#### Exercise objective:
Set down each line of the data below exactly as it stands, dropping the pictures.

#### Entries supplied:
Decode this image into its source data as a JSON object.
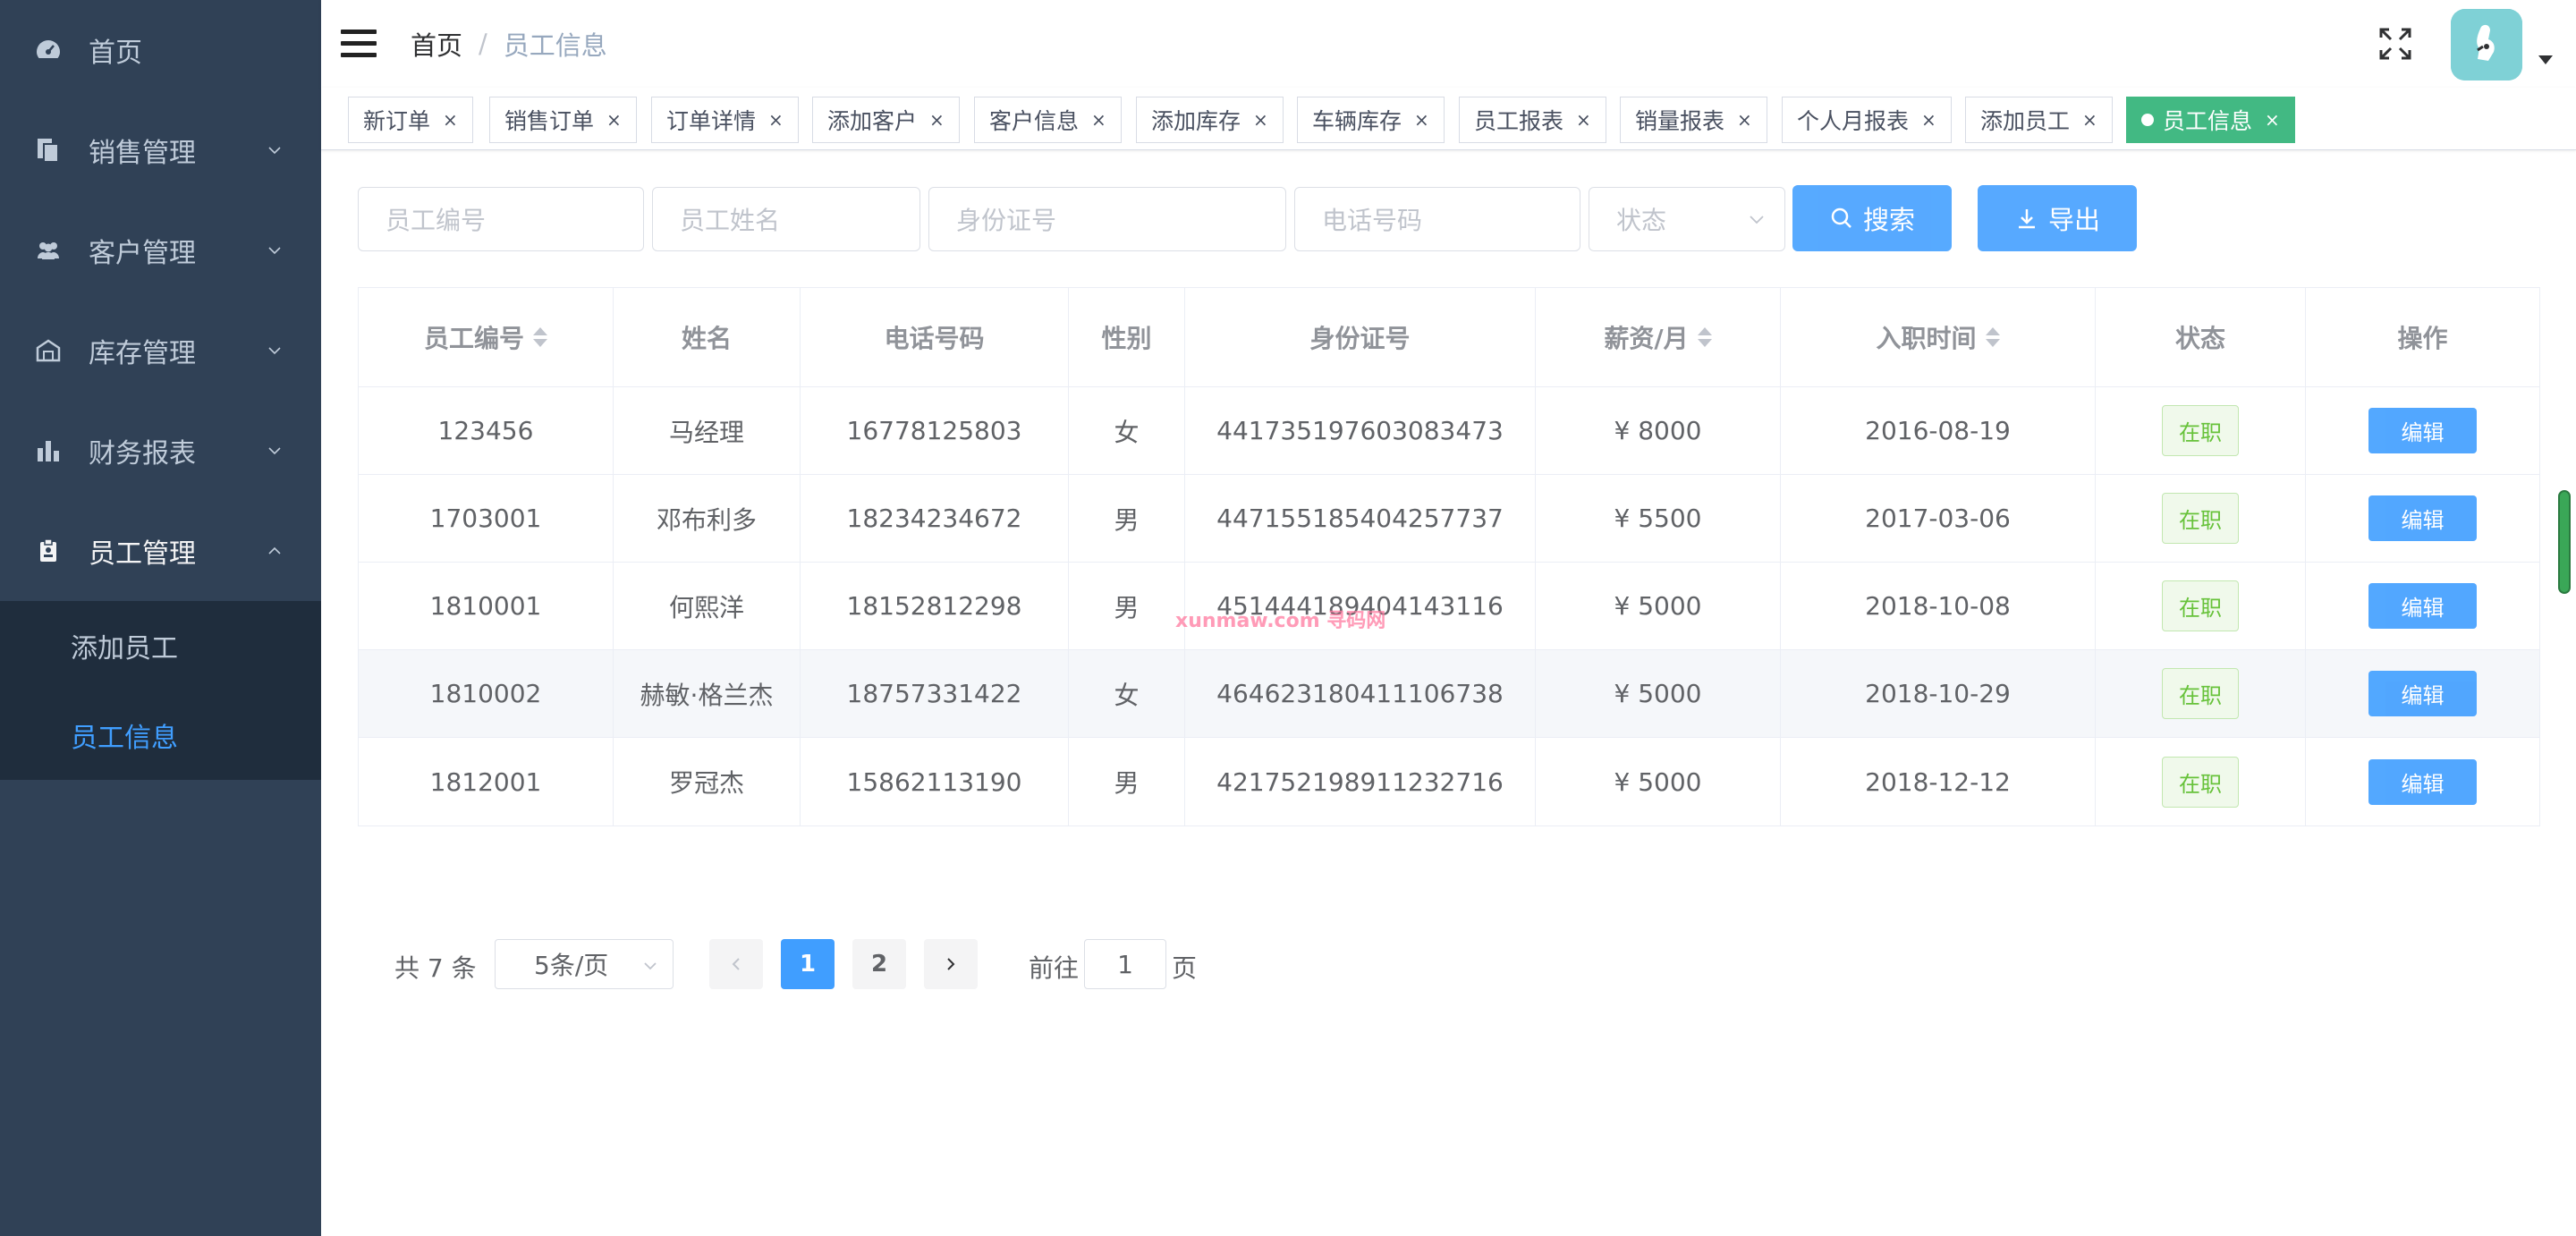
{
  "sidebar": {
    "items": [
      {
        "label": "首页",
        "icon": "dashboard-icon"
      },
      {
        "label": "销售管理",
        "icon": "document-icon"
      },
      {
        "label": "客户管理",
        "icon": "people-icon"
      },
      {
        "label": "库存管理",
        "icon": "warehouse-icon"
      },
      {
        "label": "财务报表",
        "icon": "bar-chart-icon"
      },
      {
        "label": "员工管理",
        "icon": "badge-icon"
      }
    ],
    "submenu": [
      {
        "label": "添加员工"
      },
      {
        "label": "员工信息"
      }
    ]
  },
  "navbar": {
    "breadcrumb": {
      "home": "首页",
      "separator": "/",
      "current": "员工信息"
    }
  },
  "tags": [
    {
      "label": "新订单",
      "close": "×"
    },
    {
      "label": "销售订单",
      "close": "×"
    },
    {
      "label": "订单详情",
      "close": "×"
    },
    {
      "label": "添加客户",
      "close": "×"
    },
    {
      "label": "客户信息",
      "close": "×"
    },
    {
      "label": "添加库存",
      "close": "×"
    },
    {
      "label": "车辆库存",
      "close": "×"
    },
    {
      "label": "员工报表",
      "close": "×"
    },
    {
      "label": "销量报表",
      "close": "×"
    },
    {
      "label": "个人月报表",
      "close": "×"
    },
    {
      "label": "添加员工",
      "close": "×"
    },
    {
      "label": "员工信息",
      "close": "×"
    }
  ],
  "filters": {
    "employee_id_placeholder": "员工编号",
    "name_placeholder": "员工姓名",
    "id_card_placeholder": "身份证号",
    "phone_placeholder": "电话号码",
    "status_placeholder": "状态",
    "search_label": "搜索",
    "export_label": "导出"
  },
  "table": {
    "headers": [
      "员工编号",
      "姓名",
      "电话号码",
      "性别",
      "身份证号",
      "薪资/月",
      "入职时间",
      "状态",
      "操作"
    ],
    "rows": [
      {
        "id": "123456",
        "name": "马经理",
        "phone": "16778125803",
        "gender": "女",
        "id_card": "441735197603083473",
        "salary": "¥ 8000",
        "hire_date": "2016-08-19",
        "status": "在职",
        "action": "编辑"
      },
      {
        "id": "1703001",
        "name": "邓布利多",
        "phone": "18234234672",
        "gender": "男",
        "id_card": "447155185404257737",
        "salary": "¥ 5500",
        "hire_date": "2017-03-06",
        "status": "在职",
        "action": "编辑"
      },
      {
        "id": "1810001",
        "name": "何熙洋",
        "phone": "18152812298",
        "gender": "男",
        "id_card": "451444189404143116",
        "salary": "¥ 5000",
        "hire_date": "2018-10-08",
        "status": "在职",
        "action": "编辑"
      },
      {
        "id": "1810002",
        "name": "赫敏·格兰杰",
        "phone": "18757331422",
        "gender": "女",
        "id_card": "464623180411106738",
        "salary": "¥ 5000",
        "hire_date": "2018-10-29",
        "status": "在职",
        "action": "编辑"
      },
      {
        "id": "1812001",
        "name": "罗冠杰",
        "phone": "15862113190",
        "gender": "男",
        "id_card": "421752198911232716",
        "salary": "¥ 5000",
        "hire_date": "2018-12-12",
        "status": "在职",
        "action": "编辑"
      }
    ]
  },
  "watermark": "xunmaw.com 寻码网",
  "pagination": {
    "total_text": "共 7 条",
    "page_size": "5条/页",
    "pages": [
      "1",
      "2"
    ],
    "goto_label": "前往",
    "goto_value": "1",
    "page_suffix": "页"
  },
  "colors": {
    "sidebar_bg": "#304156",
    "primary": "#409eff",
    "active_tag": "#42b983",
    "status_green": "#67c23a"
  }
}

#### Finished exercise:
Decode this image into its source data as a JSON object.
{
  "sidebar": {
    "items": [
      {
        "label": "首页",
        "icon": "dashboard-icon"
      },
      {
        "label": "销售管理",
        "icon": "document-icon"
      },
      {
        "label": "客户管理",
        "icon": "people-icon"
      },
      {
        "label": "库存管理",
        "icon": "warehouse-icon"
      },
      {
        "label": "财务报表",
        "icon": "bar-chart-icon"
      },
      {
        "label": "员工管理",
        "icon": "badge-icon"
      }
    ],
    "submenu": [
      {
        "label": "添加员工"
      },
      {
        "label": "员工信息"
      }
    ]
  },
  "navbar": {
    "breadcrumb": {
      "home": "首页",
      "separator": "/",
      "current": "员工信息"
    }
  },
  "tags": [
    {
      "label": "新订单",
      "close": "×"
    },
    {
      "label": "销售订单",
      "close": "×"
    },
    {
      "label": "订单详情",
      "close": "×"
    },
    {
      "label": "添加客户",
      "close": "×"
    },
    {
      "label": "客户信息",
      "close": "×"
    },
    {
      "label": "添加库存",
      "close": "×"
    },
    {
      "label": "车辆库存",
      "close": "×"
    },
    {
      "label": "员工报表",
      "close": "×"
    },
    {
      "label": "销量报表",
      "close": "×"
    },
    {
      "label": "个人月报表",
      "close": "×"
    },
    {
      "label": "添加员工",
      "close": "×"
    },
    {
      "label": "员工信息",
      "close": "×"
    }
  ],
  "filters": {
    "employee_id_placeholder": "员工编号",
    "name_placeholder": "员工姓名",
    "id_card_placeholder": "身份证号",
    "phone_placeholder": "电话号码",
    "status_placeholder": "状态",
    "search_label": "搜索",
    "export_label": "导出"
  },
  "table": {
    "headers": [
      "员工编号",
      "姓名",
      "电话号码",
      "性别",
      "身份证号",
      "薪资/月",
      "入职时间",
      "状态",
      "操作"
    ],
    "rows": [
      {
        "id": "123456",
        "name": "马经理",
        "phone": "16778125803",
        "gender": "女",
        "id_card": "441735197603083473",
        "salary": "¥ 8000",
        "hire_date": "2016-08-19",
        "status": "在职",
        "action": "编辑"
      },
      {
        "id": "1703001",
        "name": "邓布利多",
        "phone": "18234234672",
        "gender": "男",
        "id_card": "447155185404257737",
        "salary": "¥ 5500",
        "hire_date": "2017-03-06",
        "status": "在职",
        "action": "编辑"
      },
      {
        "id": "1810001",
        "name": "何熙洋",
        "phone": "18152812298",
        "gender": "男",
        "id_card": "451444189404143116",
        "salary": "¥ 5000",
        "hire_date": "2018-10-08",
        "status": "在职",
        "action": "编辑"
      },
      {
        "id": "1810002",
        "name": "赫敏·格兰杰",
        "phone": "18757331422",
        "gender": "女",
        "id_card": "464623180411106738",
        "salary": "¥ 5000",
        "hire_date": "2018-10-29",
        "status": "在职",
        "action": "编辑"
      },
      {
        "id": "1812001",
        "name": "罗冠杰",
        "phone": "15862113190",
        "gender": "男",
        "id_card": "421752198911232716",
        "salary": "¥ 5000",
        "hire_date": "2018-12-12",
        "status": "在职",
        "action": "编辑"
      }
    ]
  },
  "watermark": "xunmaw.com 寻码网",
  "pagination": {
    "total_text": "共 7 条",
    "page_size": "5条/页",
    "pages": [
      "1",
      "2"
    ],
    "goto_label": "前往",
    "goto_value": "1",
    "page_suffix": "页"
  },
  "colors": {
    "sidebar_bg": "#304156",
    "primary": "#409eff",
    "active_tag": "#42b983",
    "status_green": "#67c23a"
  }
}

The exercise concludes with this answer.